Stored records

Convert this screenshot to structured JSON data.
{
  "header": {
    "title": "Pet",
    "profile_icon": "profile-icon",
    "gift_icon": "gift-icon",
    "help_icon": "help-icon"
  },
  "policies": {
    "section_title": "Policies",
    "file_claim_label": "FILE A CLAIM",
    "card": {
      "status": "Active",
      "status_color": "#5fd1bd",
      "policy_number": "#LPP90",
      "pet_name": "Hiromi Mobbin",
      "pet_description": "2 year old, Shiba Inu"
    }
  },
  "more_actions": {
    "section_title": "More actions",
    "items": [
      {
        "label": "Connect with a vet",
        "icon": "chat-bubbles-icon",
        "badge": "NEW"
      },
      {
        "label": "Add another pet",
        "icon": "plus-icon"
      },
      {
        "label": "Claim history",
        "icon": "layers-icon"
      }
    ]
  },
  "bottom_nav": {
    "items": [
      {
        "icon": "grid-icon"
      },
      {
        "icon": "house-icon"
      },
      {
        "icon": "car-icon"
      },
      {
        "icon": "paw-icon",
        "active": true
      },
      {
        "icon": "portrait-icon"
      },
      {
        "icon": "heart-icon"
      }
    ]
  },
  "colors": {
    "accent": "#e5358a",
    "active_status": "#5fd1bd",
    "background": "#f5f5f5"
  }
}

### [Work to complete]
Find "icon". Copy every line it occurs in.

### [Final answer]
    "profile_icon": "profile-icon",
    "gift_icon": "gift-icon",
    "help_icon": "help-icon"
        "icon": "chat-bubbles-icon",
        "icon": "plus-icon"
        "icon": "layers-icon"
        "icon": "grid-icon"
        "icon": "house-icon"
        "icon": "car-icon"
        "icon": "paw-icon",
        "icon": "portrait-icon"
        "icon": "heart-icon"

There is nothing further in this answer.